>> begin MATERIALS PROVIDED

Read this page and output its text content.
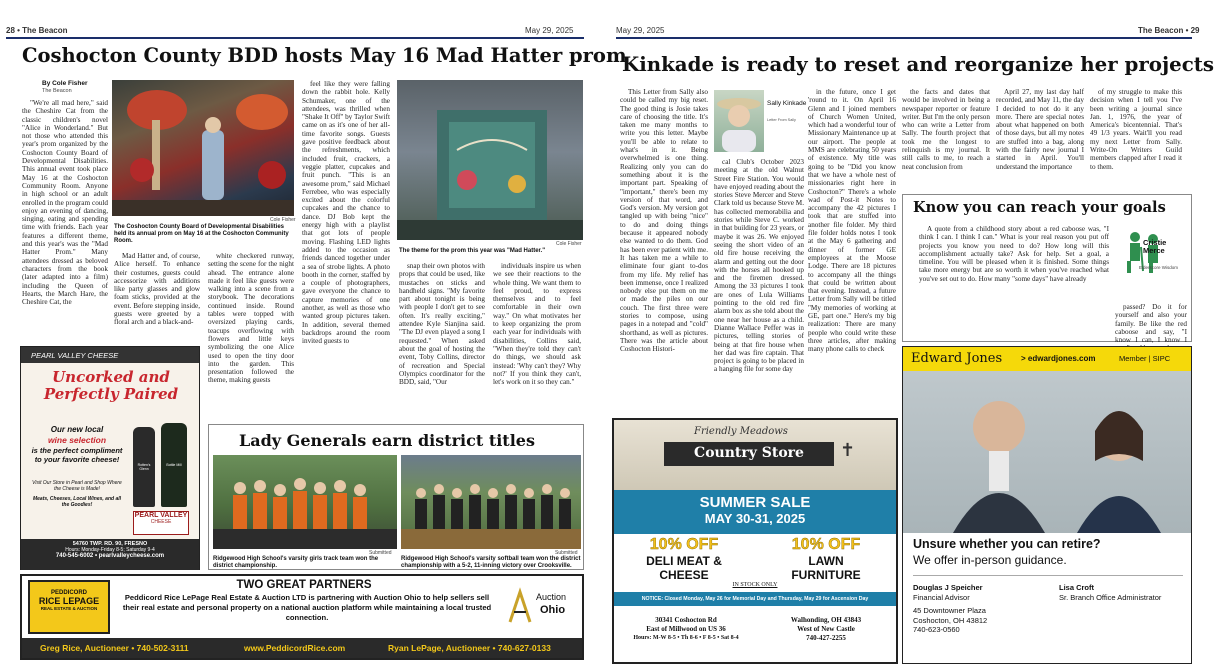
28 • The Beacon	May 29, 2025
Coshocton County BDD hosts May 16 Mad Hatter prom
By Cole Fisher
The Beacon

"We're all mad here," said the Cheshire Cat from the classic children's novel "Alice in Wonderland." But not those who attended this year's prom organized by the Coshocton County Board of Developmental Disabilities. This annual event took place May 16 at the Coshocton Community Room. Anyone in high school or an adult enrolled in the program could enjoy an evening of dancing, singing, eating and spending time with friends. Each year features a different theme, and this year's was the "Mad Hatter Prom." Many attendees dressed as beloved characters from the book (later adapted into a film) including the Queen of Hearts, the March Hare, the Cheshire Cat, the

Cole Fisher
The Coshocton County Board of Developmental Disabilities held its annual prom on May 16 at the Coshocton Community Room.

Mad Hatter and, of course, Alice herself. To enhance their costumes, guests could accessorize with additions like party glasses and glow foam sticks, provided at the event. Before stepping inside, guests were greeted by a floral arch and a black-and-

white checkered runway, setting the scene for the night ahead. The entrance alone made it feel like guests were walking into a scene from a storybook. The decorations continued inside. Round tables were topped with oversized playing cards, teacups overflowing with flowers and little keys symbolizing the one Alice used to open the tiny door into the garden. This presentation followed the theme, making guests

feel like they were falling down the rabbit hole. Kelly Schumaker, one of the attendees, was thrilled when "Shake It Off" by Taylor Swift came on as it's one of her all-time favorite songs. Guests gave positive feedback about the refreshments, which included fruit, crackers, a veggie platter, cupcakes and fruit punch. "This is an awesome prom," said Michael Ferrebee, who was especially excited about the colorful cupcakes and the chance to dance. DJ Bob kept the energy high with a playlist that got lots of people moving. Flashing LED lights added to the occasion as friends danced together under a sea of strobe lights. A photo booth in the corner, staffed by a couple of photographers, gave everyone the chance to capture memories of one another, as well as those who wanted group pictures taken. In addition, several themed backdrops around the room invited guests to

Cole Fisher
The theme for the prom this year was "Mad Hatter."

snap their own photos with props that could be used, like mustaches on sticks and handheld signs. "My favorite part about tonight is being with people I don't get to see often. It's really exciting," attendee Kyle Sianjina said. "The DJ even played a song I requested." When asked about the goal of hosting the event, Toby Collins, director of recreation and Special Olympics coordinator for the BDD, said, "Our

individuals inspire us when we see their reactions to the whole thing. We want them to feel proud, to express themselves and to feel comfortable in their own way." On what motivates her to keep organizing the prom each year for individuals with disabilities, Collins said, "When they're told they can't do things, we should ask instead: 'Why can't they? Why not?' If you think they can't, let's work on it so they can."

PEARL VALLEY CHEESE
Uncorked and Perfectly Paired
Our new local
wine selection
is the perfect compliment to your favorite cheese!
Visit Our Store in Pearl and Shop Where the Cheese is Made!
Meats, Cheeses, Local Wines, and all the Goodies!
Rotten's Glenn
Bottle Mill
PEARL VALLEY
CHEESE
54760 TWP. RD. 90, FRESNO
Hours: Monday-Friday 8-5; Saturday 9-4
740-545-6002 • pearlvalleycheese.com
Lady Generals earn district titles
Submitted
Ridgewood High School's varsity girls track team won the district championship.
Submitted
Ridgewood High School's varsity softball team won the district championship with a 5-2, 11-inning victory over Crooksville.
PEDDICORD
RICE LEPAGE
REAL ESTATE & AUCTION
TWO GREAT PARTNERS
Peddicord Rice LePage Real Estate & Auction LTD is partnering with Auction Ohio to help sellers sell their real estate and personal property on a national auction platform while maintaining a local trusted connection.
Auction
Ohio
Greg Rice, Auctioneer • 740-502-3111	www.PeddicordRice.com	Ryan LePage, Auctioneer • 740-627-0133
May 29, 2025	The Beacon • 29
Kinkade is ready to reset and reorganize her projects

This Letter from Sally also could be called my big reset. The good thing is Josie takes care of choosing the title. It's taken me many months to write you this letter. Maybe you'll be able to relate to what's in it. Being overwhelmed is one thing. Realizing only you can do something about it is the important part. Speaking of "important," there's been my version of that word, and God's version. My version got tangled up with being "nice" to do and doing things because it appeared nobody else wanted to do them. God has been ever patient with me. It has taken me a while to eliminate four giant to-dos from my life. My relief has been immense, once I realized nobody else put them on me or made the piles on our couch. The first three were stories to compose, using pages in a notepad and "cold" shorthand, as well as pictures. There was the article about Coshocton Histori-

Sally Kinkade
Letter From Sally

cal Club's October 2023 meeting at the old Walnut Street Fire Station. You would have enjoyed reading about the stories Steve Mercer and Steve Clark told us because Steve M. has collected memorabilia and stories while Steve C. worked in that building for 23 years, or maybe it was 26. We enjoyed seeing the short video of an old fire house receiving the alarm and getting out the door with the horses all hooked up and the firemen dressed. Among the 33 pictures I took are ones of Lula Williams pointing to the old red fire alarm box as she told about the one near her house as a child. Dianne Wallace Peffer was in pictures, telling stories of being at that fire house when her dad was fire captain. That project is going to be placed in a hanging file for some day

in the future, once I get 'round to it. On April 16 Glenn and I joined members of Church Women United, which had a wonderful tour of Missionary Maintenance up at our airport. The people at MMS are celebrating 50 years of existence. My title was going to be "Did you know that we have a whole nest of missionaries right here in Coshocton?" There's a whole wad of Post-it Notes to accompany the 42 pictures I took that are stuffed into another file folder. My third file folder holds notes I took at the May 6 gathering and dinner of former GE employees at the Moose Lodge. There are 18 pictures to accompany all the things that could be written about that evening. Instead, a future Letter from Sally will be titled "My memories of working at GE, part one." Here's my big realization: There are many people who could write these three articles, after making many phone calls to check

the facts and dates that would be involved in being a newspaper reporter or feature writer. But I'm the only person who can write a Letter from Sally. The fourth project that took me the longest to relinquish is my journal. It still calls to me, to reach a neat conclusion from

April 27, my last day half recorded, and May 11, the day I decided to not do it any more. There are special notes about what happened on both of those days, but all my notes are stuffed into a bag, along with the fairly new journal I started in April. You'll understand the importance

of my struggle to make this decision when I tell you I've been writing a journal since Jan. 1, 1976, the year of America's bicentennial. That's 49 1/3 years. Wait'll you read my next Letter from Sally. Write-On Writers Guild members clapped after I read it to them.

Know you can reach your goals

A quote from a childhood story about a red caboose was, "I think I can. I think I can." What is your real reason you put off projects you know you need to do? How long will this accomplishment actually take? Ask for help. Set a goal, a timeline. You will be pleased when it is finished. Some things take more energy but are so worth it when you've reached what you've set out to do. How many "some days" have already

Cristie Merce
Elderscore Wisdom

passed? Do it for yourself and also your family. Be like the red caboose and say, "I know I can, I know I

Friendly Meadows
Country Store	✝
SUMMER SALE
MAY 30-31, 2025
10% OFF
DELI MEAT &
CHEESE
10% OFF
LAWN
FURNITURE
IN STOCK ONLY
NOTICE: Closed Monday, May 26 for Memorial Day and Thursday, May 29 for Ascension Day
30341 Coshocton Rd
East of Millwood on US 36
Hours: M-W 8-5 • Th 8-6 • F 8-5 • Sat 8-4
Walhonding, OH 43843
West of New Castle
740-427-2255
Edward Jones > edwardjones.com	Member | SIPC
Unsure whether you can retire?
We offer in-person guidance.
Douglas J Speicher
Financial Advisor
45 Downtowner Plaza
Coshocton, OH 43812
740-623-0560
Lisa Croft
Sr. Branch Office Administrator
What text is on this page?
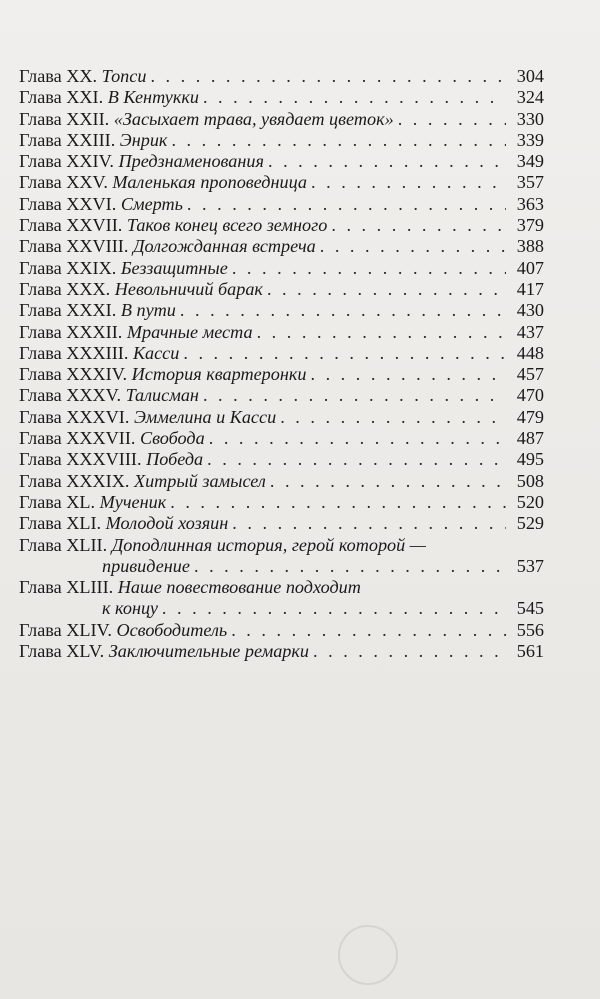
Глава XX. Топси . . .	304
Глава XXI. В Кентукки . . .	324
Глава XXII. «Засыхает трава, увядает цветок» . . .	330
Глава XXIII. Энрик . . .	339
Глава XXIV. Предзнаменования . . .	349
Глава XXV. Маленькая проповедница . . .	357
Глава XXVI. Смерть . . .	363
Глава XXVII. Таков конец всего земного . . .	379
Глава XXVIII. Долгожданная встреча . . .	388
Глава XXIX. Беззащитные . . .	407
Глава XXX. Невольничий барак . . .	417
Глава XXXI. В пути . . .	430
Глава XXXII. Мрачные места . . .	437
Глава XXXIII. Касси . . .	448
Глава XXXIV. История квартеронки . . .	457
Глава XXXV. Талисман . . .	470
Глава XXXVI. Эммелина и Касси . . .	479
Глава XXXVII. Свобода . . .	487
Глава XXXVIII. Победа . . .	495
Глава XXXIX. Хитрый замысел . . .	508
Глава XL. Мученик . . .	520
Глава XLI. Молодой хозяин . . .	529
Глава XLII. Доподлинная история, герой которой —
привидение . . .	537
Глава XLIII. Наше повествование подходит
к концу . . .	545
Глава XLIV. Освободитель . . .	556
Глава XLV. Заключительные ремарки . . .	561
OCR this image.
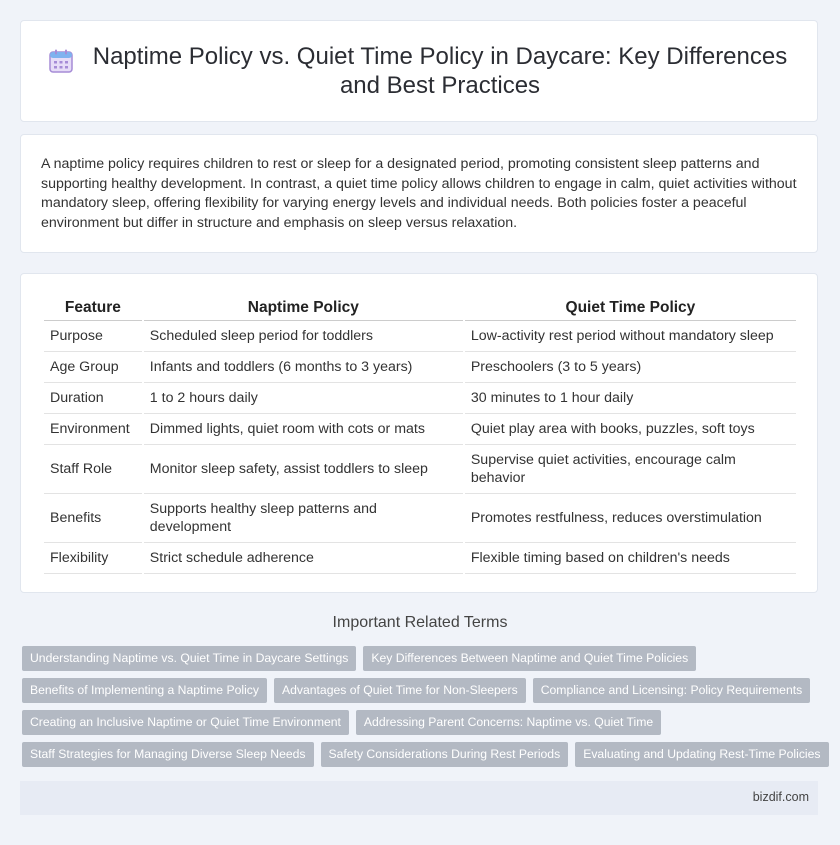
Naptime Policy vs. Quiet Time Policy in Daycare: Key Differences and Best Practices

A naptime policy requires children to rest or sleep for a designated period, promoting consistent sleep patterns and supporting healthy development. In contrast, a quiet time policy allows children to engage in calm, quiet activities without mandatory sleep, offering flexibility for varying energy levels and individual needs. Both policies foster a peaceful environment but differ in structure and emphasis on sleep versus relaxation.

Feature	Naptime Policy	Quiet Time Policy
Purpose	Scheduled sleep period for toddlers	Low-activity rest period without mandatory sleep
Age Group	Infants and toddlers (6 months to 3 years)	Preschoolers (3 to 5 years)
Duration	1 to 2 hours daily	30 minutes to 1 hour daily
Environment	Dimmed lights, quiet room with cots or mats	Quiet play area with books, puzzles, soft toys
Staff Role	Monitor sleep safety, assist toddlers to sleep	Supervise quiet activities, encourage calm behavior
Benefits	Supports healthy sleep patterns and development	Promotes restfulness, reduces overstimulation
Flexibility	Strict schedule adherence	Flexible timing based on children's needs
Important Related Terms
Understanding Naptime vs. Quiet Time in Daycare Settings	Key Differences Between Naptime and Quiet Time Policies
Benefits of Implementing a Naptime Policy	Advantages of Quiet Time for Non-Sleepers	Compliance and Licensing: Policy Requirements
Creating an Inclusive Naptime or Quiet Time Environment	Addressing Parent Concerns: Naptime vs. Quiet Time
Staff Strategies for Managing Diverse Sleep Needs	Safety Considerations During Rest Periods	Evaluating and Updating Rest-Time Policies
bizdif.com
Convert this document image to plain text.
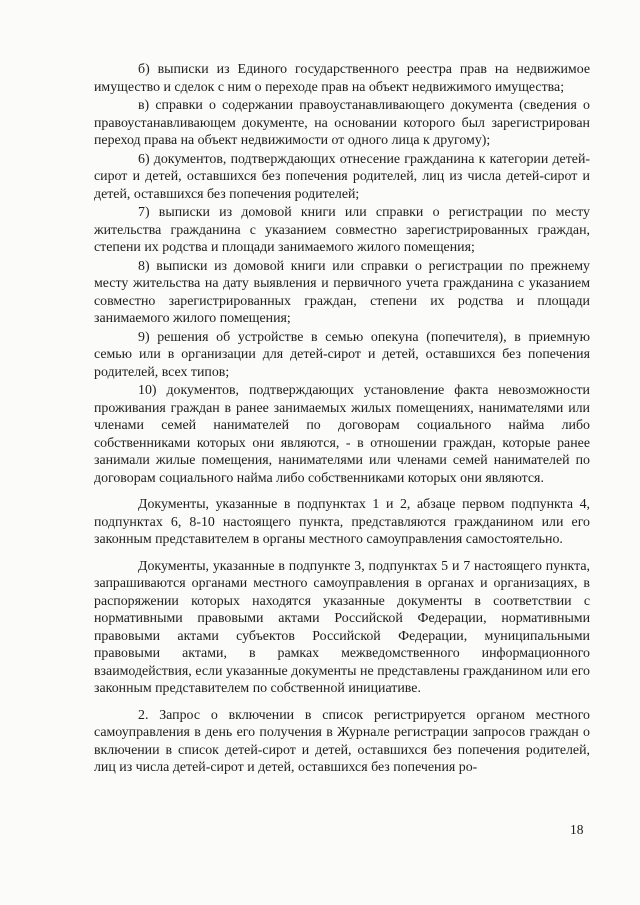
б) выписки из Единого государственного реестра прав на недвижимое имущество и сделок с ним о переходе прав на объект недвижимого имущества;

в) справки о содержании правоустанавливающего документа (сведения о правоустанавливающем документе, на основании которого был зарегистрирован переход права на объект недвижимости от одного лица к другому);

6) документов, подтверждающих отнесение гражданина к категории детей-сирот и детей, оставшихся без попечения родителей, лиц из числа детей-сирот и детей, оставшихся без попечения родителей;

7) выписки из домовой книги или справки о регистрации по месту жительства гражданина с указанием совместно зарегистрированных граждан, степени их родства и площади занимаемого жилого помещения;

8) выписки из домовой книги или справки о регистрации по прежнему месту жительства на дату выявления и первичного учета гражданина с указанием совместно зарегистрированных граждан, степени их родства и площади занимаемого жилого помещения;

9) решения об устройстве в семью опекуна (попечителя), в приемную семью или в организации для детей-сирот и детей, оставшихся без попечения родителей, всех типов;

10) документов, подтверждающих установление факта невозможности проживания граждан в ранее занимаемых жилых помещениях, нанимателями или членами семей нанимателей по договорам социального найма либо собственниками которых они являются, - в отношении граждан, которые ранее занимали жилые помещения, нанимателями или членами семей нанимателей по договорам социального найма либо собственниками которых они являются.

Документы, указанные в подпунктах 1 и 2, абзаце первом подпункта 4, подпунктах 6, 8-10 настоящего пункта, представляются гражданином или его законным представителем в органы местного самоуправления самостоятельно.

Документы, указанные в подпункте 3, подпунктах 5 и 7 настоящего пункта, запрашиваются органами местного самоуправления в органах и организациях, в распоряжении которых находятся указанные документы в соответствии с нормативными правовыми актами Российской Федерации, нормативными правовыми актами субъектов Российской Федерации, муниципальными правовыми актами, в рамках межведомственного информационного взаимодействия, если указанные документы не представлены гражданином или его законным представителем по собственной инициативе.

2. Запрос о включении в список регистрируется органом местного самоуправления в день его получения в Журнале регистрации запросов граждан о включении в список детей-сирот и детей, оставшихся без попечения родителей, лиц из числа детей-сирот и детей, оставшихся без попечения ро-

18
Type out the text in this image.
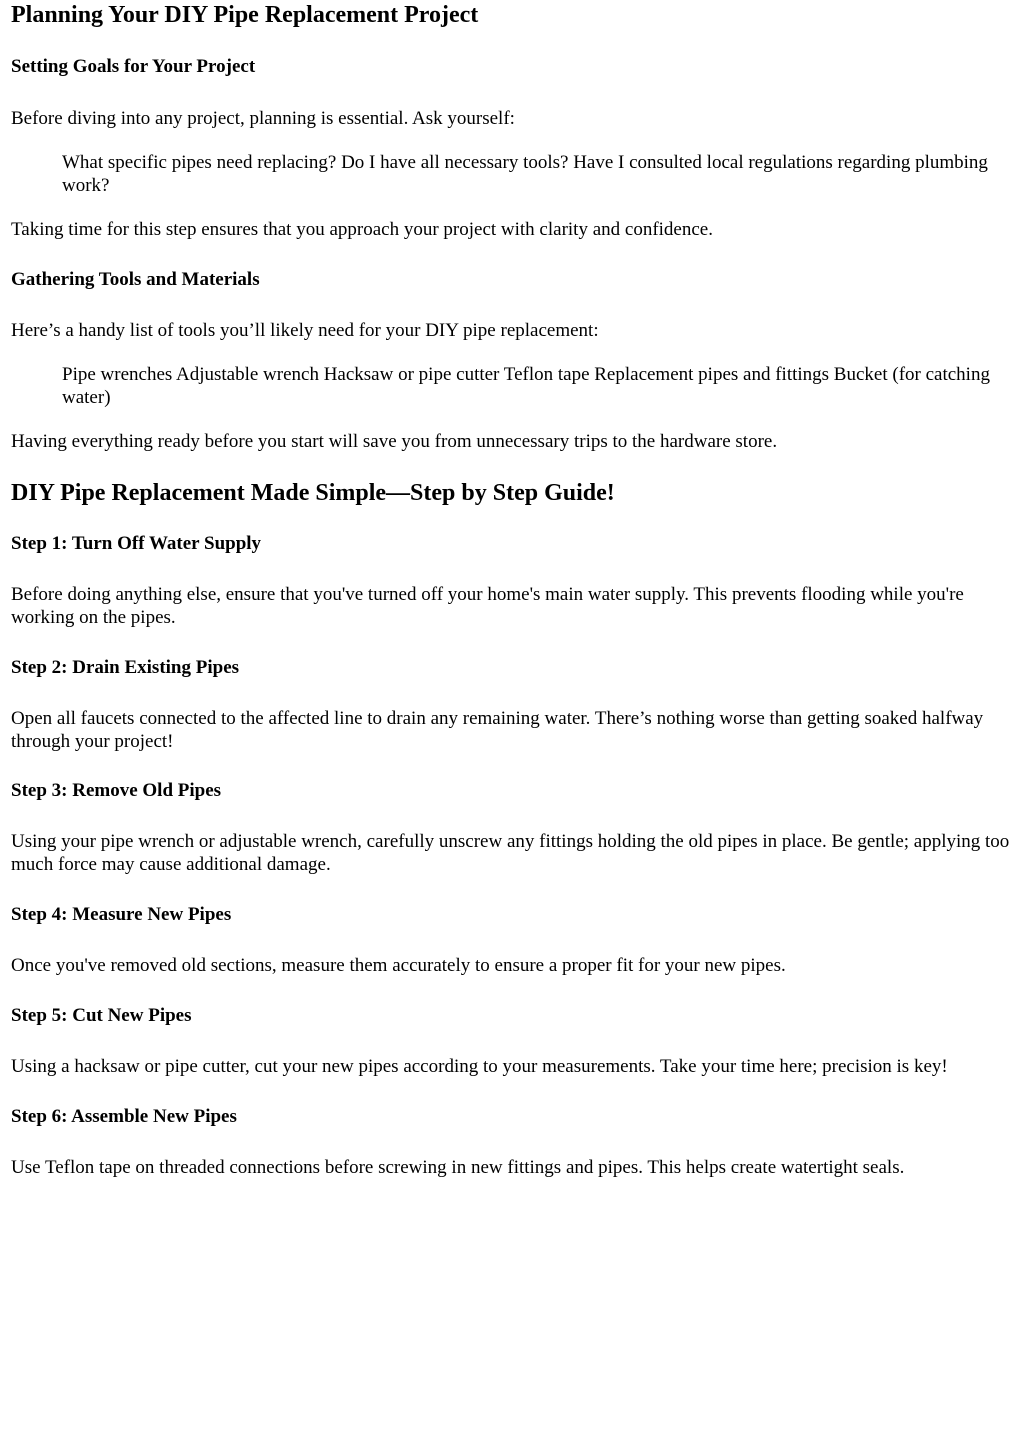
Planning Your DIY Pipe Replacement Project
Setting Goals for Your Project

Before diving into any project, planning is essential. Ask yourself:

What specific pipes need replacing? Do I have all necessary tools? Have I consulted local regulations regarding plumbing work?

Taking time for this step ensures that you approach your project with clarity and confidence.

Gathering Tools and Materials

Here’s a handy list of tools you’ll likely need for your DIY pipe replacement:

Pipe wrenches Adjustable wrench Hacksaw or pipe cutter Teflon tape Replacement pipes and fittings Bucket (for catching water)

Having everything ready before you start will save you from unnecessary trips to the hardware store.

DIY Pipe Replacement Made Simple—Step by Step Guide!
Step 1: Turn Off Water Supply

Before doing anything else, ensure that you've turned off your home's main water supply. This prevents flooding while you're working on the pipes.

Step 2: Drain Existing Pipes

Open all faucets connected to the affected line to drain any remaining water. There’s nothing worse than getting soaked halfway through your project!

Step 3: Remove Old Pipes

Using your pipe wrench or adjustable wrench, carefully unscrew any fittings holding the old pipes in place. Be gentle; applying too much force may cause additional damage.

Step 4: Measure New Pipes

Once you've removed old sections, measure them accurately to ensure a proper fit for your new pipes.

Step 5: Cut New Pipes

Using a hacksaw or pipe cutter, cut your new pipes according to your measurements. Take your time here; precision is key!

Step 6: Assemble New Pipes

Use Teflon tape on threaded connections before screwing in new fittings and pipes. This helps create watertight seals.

>> end MATERIALS PROVIDED

BRIEF: Show each line holding the word "yourself".

RESPONSE TO THIS EXERCISE:
passed? Do it for yourself and also your family. Be like the red caboose and say, "I know I can, I know I
Before diving into any project, planning is essential. Ask yourself:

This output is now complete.